Work to do
Reproduce the listing verbatim.

Data listing
-- Begin --

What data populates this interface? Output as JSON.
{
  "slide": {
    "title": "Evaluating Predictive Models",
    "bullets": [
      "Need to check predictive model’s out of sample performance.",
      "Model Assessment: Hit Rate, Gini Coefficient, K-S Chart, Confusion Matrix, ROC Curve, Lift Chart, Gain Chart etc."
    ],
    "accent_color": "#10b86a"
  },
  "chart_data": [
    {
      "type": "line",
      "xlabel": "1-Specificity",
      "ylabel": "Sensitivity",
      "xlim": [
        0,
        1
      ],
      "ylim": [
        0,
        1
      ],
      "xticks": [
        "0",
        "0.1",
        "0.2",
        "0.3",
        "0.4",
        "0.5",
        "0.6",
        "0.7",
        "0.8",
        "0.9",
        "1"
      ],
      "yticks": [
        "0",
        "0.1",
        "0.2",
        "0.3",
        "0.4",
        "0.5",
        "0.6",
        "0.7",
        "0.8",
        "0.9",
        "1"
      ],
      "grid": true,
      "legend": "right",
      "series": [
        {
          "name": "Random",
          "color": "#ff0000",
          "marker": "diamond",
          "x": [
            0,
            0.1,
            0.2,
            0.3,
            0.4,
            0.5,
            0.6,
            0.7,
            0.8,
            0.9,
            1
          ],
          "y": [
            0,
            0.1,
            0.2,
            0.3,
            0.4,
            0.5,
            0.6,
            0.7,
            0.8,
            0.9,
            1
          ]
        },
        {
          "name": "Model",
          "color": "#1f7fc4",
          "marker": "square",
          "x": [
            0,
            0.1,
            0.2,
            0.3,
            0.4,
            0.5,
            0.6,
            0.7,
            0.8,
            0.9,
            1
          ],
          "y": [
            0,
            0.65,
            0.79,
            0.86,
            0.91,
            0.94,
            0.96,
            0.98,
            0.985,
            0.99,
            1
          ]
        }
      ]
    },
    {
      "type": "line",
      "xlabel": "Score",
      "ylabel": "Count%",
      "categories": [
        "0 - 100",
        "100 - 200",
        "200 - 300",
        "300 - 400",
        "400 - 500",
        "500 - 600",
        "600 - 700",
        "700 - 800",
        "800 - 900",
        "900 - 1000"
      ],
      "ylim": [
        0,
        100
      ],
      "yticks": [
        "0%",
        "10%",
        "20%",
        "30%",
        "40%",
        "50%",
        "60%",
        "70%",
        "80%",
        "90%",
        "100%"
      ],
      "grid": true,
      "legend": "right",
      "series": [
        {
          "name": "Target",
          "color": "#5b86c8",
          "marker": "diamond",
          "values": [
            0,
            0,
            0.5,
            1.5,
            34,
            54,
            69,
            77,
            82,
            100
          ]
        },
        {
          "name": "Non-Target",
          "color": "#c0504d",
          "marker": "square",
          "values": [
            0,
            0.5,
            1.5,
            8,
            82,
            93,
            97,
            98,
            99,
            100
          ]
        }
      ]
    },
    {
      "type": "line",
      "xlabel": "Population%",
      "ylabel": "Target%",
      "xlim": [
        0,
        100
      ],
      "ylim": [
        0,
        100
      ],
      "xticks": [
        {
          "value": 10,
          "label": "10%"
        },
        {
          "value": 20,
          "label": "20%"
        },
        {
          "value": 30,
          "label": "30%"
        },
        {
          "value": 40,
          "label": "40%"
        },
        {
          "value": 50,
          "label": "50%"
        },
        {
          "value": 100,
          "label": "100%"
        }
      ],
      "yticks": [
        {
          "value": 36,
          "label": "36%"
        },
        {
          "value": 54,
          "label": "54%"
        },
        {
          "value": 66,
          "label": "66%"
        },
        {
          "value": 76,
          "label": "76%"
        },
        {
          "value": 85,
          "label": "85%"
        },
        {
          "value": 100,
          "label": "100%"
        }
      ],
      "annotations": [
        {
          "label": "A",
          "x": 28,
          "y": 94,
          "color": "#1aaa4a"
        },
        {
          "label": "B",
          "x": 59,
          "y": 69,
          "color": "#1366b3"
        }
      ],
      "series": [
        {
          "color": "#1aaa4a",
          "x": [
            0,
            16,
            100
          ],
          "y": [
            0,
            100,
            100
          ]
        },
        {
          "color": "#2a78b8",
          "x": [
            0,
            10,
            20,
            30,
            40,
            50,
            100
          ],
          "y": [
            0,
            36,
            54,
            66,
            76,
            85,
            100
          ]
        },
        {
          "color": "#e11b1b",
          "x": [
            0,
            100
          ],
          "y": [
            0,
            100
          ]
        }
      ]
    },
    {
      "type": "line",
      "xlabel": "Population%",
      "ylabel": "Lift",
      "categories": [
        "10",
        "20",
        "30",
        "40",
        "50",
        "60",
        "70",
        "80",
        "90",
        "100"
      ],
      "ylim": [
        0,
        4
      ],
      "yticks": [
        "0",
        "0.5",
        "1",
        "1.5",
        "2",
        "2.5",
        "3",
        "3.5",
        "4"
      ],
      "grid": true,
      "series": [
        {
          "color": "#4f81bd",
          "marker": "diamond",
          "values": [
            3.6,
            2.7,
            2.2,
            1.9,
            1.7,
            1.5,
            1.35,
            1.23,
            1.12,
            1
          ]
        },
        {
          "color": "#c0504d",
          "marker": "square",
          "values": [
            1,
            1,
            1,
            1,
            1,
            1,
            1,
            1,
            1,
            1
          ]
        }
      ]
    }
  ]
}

-- End --

Final result
What data populates this interface? Output as JSON.
{
  "slide": {
    "title": "Evaluating Predictive Models",
    "bullets": [
      "Need to check predictive model’s out of sample performance.",
      "Model Assessment: Hit Rate, Gini Coefficient, K-S Chart, Confusion Matrix, ROC Curve, Lift Chart, Gain Chart etc."
    ],
    "accent_color": "#10b86a"
  },
  "chart_data": [
    {
      "type": "line",
      "xlabel": "1-Specificity",
      "ylabel": "Sensitivity",
      "xlim": [
        0,
        1
      ],
      "ylim": [
        0,
        1
      ],
      "xticks": [
        "0",
        "0.1",
        "0.2",
        "0.3",
        "0.4",
        "0.5",
        "0.6",
        "0.7",
        "0.8",
        "0.9",
        "1"
      ],
      "yticks": [
        "0",
        "0.1",
        "0.2",
        "0.3",
        "0.4",
        "0.5",
        "0.6",
        "0.7",
        "0.8",
        "0.9",
        "1"
      ],
      "grid": true,
      "legend": "right",
      "series": [
        {
          "name": "Random",
          "color": "#ff0000",
          "marker": "diamond",
          "x": [
            0,
            0.1,
            0.2,
            0.3,
            0.4,
            0.5,
            0.6,
            0.7,
            0.8,
            0.9,
            1
          ],
          "y": [
            0,
            0.1,
            0.2,
            0.3,
            0.4,
            0.5,
            0.6,
            0.7,
            0.8,
            0.9,
            1
          ]
        },
        {
          "name": "Model",
          "color": "#1f7fc4",
          "marker": "square",
          "x": [
            0,
            0.1,
            0.2,
            0.3,
            0.4,
            0.5,
            0.6,
            0.7,
            0.8,
            0.9,
            1
          ],
          "y": [
            0,
            0.65,
            0.79,
            0.86,
            0.91,
            0.94,
            0.96,
            0.98,
            0.985,
            0.99,
            1
          ]
        }
      ]
    },
    {
      "type": "line",
      "xlabel": "Score",
      "ylabel": "Count%",
      "categories": [
        "0 - 100",
        "100 - 200",
        "200 - 300",
        "300 - 400",
        "400 - 500",
        "500 - 600",
        "600 - 700",
        "700 - 800",
        "800 - 900",
        "900 - 1000"
      ],
      "ylim": [
        0,
        100
      ],
      "yticks": [
        "0%",
        "10%",
        "20%",
        "30%",
        "40%",
        "50%",
        "60%",
        "70%",
        "80%",
        "90%",
        "100%"
      ],
      "grid": true,
      "legend": "right",
      "series": [
        {
          "name": "Target",
          "color": "#5b86c8",
          "marker": "diamond",
          "values": [
            0,
            0,
            0.5,
            1.5,
            34,
            54,
            69,
            77,
            82,
            100
          ]
        },
        {
          "name": "Non-Target",
          "color": "#c0504d",
          "marker": "square",
          "values": [
            0,
            0.5,
            1.5,
            8,
            82,
            93,
            97,
            98,
            99,
            100
          ]
        }
      ]
    },
    {
      "type": "line",
      "xlabel": "Population%",
      "ylabel": "Target%",
      "xlim": [
        0,
        100
      ],
      "ylim": [
        0,
        100
      ],
      "xticks": [
        {
          "value": 10,
          "label": "10%"
        },
        {
          "value": 20,
          "label": "20%"
        },
        {
          "value": 30,
          "label": "30%"
        },
        {
          "value": 40,
          "label": "40%"
        },
        {
          "value": 50,
          "label": "50%"
        },
        {
          "value": 100,
          "label": "100%"
        }
      ],
      "yticks": [
        {
          "value": 36,
          "label": "36%"
        },
        {
          "value": 54,
          "label": "54%"
        },
        {
          "value": 66,
          "label": "66%"
        },
        {
          "value": 76,
          "label": "76%"
        },
        {
          "value": 85,
          "label": "85%"
        },
        {
          "value": 100,
          "label": "100%"
        }
      ],
      "annotations": [
        {
          "label": "A",
          "x": 28,
          "y": 94,
          "color": "#1aaa4a"
        },
        {
          "label": "B",
          "x": 59,
          "y": 69,
          "color": "#1366b3"
        }
      ],
      "series": [
        {
          "color": "#1aaa4a",
          "x": [
            0,
            16,
            100
          ],
          "y": [
            0,
            100,
            100
          ]
        },
        {
          "color": "#2a78b8",
          "x": [
            0,
            10,
            20,
            30,
            40,
            50,
            100
          ],
          "y": [
            0,
            36,
            54,
            66,
            76,
            85,
            100
          ]
        },
        {
          "color": "#e11b1b",
          "x": [
            0,
            100
          ],
          "y": [
            0,
            100
          ]
        }
      ]
    },
    {
      "type": "line",
      "xlabel": "Population%",
      "ylabel": "Lift",
      "categories": [
        "10",
        "20",
        "30",
        "40",
        "50",
        "60",
        "70",
        "80",
        "90",
        "100"
      ],
      "ylim": [
        0,
        4
      ],
      "yticks": [
        "0",
        "0.5",
        "1",
        "1.5",
        "2",
        "2.5",
        "3",
        "3.5",
        "4"
      ],
      "grid": true,
      "series": [
        {
          "color": "#4f81bd",
          "marker": "diamond",
          "values": [
            3.6,
            2.7,
            2.2,
            1.9,
            1.7,
            1.5,
            1.35,
            1.23,
            1.12,
            1
          ]
        },
        {
          "color": "#c0504d",
          "marker": "square",
          "values": [
            1,
            1,
            1,
            1,
            1,
            1,
            1,
            1,
            1,
            1
          ]
        }
      ]
    }
  ]
}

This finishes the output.